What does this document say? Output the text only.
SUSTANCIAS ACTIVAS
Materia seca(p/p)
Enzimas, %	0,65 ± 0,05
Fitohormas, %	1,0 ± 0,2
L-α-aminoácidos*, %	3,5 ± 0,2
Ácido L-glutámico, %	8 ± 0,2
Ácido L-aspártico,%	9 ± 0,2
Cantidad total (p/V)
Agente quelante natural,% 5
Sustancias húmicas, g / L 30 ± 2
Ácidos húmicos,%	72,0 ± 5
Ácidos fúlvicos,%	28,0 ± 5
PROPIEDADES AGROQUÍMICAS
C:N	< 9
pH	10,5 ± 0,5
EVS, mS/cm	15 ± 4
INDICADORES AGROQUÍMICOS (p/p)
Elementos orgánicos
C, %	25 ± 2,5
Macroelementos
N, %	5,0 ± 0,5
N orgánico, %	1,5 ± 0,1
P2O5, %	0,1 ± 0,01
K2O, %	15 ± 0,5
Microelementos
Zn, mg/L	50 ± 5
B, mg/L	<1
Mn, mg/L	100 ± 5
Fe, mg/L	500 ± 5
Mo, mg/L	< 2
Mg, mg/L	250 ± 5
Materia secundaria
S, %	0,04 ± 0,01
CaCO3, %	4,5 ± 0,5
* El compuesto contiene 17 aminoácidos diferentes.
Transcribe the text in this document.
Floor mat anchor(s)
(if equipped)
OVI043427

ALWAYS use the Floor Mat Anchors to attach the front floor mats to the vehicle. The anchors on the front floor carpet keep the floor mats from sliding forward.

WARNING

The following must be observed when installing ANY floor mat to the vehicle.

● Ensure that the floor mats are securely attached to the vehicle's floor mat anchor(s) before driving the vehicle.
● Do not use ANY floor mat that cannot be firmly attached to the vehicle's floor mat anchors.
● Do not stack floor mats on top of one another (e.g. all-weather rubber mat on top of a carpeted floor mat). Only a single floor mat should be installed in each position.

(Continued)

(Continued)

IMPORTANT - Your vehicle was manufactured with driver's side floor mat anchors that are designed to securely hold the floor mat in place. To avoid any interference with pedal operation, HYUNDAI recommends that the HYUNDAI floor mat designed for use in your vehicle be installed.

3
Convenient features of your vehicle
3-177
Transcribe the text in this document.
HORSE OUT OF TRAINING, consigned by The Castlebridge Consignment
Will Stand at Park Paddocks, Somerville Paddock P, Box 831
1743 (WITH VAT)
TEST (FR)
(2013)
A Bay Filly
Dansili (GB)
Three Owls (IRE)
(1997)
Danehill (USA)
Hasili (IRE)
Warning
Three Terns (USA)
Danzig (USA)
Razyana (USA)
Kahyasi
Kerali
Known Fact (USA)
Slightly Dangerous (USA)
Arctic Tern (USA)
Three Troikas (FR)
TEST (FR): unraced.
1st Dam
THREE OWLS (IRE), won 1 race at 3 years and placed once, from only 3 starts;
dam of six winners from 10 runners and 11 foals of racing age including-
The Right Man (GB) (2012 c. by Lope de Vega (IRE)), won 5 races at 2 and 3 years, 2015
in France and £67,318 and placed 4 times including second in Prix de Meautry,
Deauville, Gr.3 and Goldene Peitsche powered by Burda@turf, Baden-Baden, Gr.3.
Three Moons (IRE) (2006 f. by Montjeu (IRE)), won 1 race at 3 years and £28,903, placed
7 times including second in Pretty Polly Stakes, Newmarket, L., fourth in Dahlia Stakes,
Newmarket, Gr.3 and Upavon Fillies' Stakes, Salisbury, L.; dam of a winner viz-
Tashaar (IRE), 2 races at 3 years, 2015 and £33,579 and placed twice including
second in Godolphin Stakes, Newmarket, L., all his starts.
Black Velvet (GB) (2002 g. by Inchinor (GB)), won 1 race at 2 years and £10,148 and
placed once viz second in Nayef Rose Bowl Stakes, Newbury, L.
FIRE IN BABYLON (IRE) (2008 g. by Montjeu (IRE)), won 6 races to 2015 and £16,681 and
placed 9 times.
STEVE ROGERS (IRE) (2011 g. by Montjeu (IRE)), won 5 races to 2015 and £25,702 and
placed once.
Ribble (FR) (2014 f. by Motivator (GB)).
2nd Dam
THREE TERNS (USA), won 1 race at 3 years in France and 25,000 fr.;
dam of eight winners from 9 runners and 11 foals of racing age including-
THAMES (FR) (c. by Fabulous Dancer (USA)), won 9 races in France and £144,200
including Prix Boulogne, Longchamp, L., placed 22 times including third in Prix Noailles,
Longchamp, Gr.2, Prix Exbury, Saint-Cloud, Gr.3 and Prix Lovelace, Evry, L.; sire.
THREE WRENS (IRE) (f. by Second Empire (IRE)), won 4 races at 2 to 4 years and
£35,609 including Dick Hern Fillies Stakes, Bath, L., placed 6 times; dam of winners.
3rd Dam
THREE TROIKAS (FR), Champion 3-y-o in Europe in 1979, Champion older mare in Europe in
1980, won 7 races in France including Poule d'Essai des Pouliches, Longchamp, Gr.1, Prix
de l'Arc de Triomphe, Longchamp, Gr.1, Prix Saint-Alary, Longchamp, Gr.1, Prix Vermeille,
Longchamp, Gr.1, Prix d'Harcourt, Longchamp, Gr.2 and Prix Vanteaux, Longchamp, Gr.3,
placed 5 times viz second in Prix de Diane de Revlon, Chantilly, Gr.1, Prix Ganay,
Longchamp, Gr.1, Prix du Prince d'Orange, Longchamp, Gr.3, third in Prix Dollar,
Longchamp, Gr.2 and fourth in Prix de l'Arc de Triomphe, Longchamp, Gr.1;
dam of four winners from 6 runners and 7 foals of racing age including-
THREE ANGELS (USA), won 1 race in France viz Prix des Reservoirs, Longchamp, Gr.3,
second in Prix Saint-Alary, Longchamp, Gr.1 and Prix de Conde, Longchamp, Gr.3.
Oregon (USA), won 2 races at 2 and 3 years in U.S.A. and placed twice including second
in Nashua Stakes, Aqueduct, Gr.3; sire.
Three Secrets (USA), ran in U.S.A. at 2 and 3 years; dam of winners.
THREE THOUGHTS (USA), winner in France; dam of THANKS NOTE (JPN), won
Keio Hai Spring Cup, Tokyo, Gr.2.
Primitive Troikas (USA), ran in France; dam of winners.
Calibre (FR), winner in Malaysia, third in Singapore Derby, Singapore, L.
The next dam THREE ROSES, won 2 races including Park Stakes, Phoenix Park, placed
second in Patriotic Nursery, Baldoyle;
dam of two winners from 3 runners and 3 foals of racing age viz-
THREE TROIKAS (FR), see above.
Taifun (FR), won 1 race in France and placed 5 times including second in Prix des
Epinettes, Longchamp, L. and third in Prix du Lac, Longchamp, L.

◆ Written instruction
Repeat each entry word for word.

◆ Output of the exercise
What does this document say? Output the text only.
SUSTANCIAS ACTIVAS
Materia seca(p/p)
Enzimas, %	0,65 ± 0,05
Fitohormas, %	1,0 ± 0,2
L-α-aminoácidos*, %	3,5 ± 0,2
Ácido L-glutámico, %	8 ± 0,2
Ácido L-aspártico,%	9 ± 0,2
Cantidad total (p/V)
Agente quelante natural,% 5
Sustancias húmicas, g / L 30 ± 2
Ácidos húmicos,%	72,0 ± 5
Ácidos fúlvicos,%	28,0 ± 5
PROPIEDADES AGROQUÍMICAS
C:N	< 9
pH	10,5 ± 0,5
EVS, mS/cm	15 ± 4
INDICADORES AGROQUÍMICOS (p/p)
Elementos orgánicos
C, %	25 ± 2,5
Macroelementos
N, %	5,0 ± 0,5
N orgánico, %	1,5 ± 0,1
P2O5, %	0,1 ± 0,01
K2O, %	15 ± 0,5
Microelementos
Zn, mg/L	50 ± 5
B, mg/L	<1
Mn, mg/L	100 ± 5
Fe, mg/L	500 ± 5
Mo, mg/L	< 2
Mg, mg/L	250 ± 5
Materia secundaria
S, %	0,04 ± 0,01
CaCO3, %	4,5 ± 0,5
* El compuesto contiene 17 aminoácidos diferentes.
Transcribe the text in this document.
Floor mat anchor(s)
(if equipped)
OVI043427

ALWAYS use the Floor Mat Anchors to attach the front floor mats to the vehicle. The anchors on the front floor carpet keep the floor mats from sliding forward.

WARNING

The following must be observed when installing ANY floor mat to the vehicle.

● Ensure that the floor mats are securely attached to the vehicle's floor mat anchor(s) before driving the vehicle.
● Do not use ANY floor mat that cannot be firmly attached to the vehicle's floor mat anchors.
● Do not stack floor mats on top of one another (e.g. all-weather rubber mat on top of a carpeted floor mat). Only a single floor mat should be installed in each position.

(Continued)

(Continued)

IMPORTANT - Your vehicle was manufactured with driver's side floor mat anchors that are designed to securely hold the floor mat in place. To avoid any interference with pedal operation, HYUNDAI recommends that the HYUNDAI floor mat designed for use in your vehicle be installed.

3
Convenient features of your vehicle
3-177
Transcribe the text in this document.
HORSE OUT OF TRAINING, consigned by The Castlebridge Consignment
Will Stand at Park Paddocks, Somerville Paddock P, Box 831
1743 (WITH VAT)
TEST (FR)
(2013)
A Bay Filly
Dansili (GB)
Three Owls (IRE)
(1997)
Danehill (USA)
Hasili (IRE)
Warning
Three Terns (USA)
Danzig (USA)
Razyana (USA)
Kahyasi
Kerali
Known Fact (USA)
Slightly Dangerous (USA)
Arctic Tern (USA)
Three Troikas (FR)
TEST (FR): unraced.
1st Dam
THREE OWLS (IRE), won 1 race at 3 years and placed once, from only 3 starts;
dam of six winners from 10 runners and 11 foals of racing age including-
The Right Man (GB) (2012 c. by Lope de Vega (IRE)), won 5 races at 2 and 3 years, 2015
in France and £67,318 and placed 4 times including second in Prix de Meautry,
Deauville, Gr.3 and Goldene Peitsche powered by Burda@turf, Baden-Baden, Gr.3.
Three Moons (IRE) (2006 f. by Montjeu (IRE)), won 1 race at 3 years and £28,903, placed
7 times including second in Pretty Polly Stakes, Newmarket, L., fourth in Dahlia Stakes,
Newmarket, Gr.3 and Upavon Fillies' Stakes, Salisbury, L.; dam of a winner viz-
Tashaar (IRE), 2 races at 3 years, 2015 and £33,579 and placed twice including
second in Godolphin Stakes, Newmarket, L., all his starts.
Black Velvet (GB) (2002 g. by Inchinor (GB)), won 1 race at 2 years and £10,148 and
placed once viz second in Nayef Rose Bowl Stakes, Newbury, L.
FIRE IN BABYLON (IRE) (2008 g. by Montjeu (IRE)), won 6 races to 2015 and £16,681 and
placed 9 times.
STEVE ROGERS (IRE) (2011 g. by Montjeu (IRE)), won 5 races to 2015 and £25,702 and
placed once.
Ribble (FR) (2014 f. by Motivator (GB)).
2nd Dam
THREE TERNS (USA), won 1 race at 3 years in France and 25,000 fr.;
dam of eight winners from 9 runners and 11 foals of racing age including-
THAMES (FR) (c. by Fabulous Dancer (USA)), won 9 races in France and £144,200
including Prix Boulogne, Longchamp, L., placed 22 times including third in Prix Noailles,
Longchamp, Gr.2, Prix Exbury, Saint-Cloud, Gr.3 and Prix Lovelace, Evry, L.; sire.
THREE WRENS (IRE) (f. by Second Empire (IRE)), won 4 races at 2 to 4 years and
£35,609 including Dick Hern Fillies Stakes, Bath, L., placed 6 times; dam of winners.
3rd Dam
THREE TROIKAS (FR), Champion 3-y-o in Europe in 1979, Champion older mare in Europe in
1980, won 7 races in France including Poule d'Essai des Pouliches, Longchamp, Gr.1, Prix
de l'Arc de Triomphe, Longchamp, Gr.1, Prix Saint-Alary, Longchamp, Gr.1, Prix Vermeille,
Longchamp, Gr.1, Prix d'Harcourt, Longchamp, Gr.2 and Prix Vanteaux, Longchamp, Gr.3,
placed 5 times viz second in Prix de Diane de Revlon, Chantilly, Gr.1, Prix Ganay,
Longchamp, Gr.1, Prix du Prince d'Orange, Longchamp, Gr.3, third in Prix Dollar,
Longchamp, Gr.2 and fourth in Prix de l'Arc de Triomphe, Longchamp, Gr.1;
dam of four winners from 6 runners and 7 foals of racing age including-
THREE ANGELS (USA), won 1 race in France viz Prix des Reservoirs, Longchamp, Gr.3,
second in Prix Saint-Alary, Longchamp, Gr.1 and Prix de Conde, Longchamp, Gr.3.
Oregon (USA), won 2 races at 2 and 3 years in U.S.A. and placed twice including second
in Nashua Stakes, Aqueduct, Gr.3; sire.
Three Secrets (USA), ran in U.S.A. at 2 and 3 years; dam of winners.
THREE THOUGHTS (USA), winner in France; dam of THANKS NOTE (JPN), won
Keio Hai Spring Cup, Tokyo, Gr.2.
Primitive Troikas (USA), ran in France; dam of winners.
Calibre (FR), winner in Malaysia, third in Singapore Derby, Singapore, L.
The next dam THREE ROSES, won 2 races including Park Stakes, Phoenix Park, placed
second in Patriotic Nursery, Baldoyle;
dam of two winners from 3 runners and 3 foals of racing age viz-
THREE TROIKAS (FR), see above.
Taifun (FR), won 1 race in France and placed 5 times including second in Prix des
Epinettes, Longchamp, L. and third in Prix du Lac, Longchamp, L.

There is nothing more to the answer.